§ WHAT THE EXERCISE ASKS
Every line that includes the word "hard" is to be listed.

§ SOURCE RECORDS
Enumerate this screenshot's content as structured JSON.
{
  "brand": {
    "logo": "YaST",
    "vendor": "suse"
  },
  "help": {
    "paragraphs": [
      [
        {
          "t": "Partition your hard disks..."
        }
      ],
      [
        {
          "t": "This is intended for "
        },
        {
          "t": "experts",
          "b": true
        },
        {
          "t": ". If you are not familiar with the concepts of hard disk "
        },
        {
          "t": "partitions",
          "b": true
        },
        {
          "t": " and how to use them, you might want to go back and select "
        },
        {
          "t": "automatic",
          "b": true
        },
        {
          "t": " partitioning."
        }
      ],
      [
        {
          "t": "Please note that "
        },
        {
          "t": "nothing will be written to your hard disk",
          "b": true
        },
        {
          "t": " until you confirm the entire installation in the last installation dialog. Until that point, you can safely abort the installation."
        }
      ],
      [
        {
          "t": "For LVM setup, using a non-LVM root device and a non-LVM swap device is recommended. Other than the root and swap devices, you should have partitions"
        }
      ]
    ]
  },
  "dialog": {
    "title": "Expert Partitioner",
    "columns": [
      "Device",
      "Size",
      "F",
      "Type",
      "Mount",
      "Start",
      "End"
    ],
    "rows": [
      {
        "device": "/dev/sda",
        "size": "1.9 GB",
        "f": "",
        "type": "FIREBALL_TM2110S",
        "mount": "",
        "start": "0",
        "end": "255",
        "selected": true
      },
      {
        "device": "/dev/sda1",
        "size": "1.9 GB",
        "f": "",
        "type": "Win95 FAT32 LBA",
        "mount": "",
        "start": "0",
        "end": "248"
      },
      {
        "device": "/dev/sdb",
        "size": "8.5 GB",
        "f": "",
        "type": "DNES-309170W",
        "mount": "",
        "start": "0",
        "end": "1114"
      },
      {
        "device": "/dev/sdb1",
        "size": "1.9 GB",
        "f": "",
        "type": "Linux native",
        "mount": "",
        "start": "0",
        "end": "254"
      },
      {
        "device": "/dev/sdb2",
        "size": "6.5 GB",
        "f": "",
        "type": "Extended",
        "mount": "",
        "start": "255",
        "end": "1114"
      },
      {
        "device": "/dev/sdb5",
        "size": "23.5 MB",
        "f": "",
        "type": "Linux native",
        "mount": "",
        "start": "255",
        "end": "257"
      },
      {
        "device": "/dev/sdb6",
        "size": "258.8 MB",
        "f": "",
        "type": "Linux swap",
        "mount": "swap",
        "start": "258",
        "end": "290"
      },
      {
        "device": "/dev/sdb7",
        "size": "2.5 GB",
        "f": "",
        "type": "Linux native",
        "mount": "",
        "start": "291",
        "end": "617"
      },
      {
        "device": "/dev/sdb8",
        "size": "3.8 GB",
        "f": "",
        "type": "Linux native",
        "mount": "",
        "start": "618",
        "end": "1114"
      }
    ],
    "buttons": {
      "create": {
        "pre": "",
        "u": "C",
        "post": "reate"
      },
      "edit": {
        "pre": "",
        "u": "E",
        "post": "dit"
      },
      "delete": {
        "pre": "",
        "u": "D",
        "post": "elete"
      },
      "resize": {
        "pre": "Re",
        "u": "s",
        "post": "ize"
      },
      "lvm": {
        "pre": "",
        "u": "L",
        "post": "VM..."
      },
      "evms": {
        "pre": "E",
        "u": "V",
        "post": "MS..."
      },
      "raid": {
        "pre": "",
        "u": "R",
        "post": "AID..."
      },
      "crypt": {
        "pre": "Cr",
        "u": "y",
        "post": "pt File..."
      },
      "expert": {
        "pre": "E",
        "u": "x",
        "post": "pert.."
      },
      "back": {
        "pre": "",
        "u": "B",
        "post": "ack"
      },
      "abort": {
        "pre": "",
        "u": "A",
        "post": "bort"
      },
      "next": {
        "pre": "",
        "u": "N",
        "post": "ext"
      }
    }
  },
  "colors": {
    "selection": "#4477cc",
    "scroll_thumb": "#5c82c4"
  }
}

§ ANSWER
          "t": "Partition your hard disks..."
          "t": ". If you are not familiar with the concepts of hard disk "
          "t": "nothing will be written to your hard disk",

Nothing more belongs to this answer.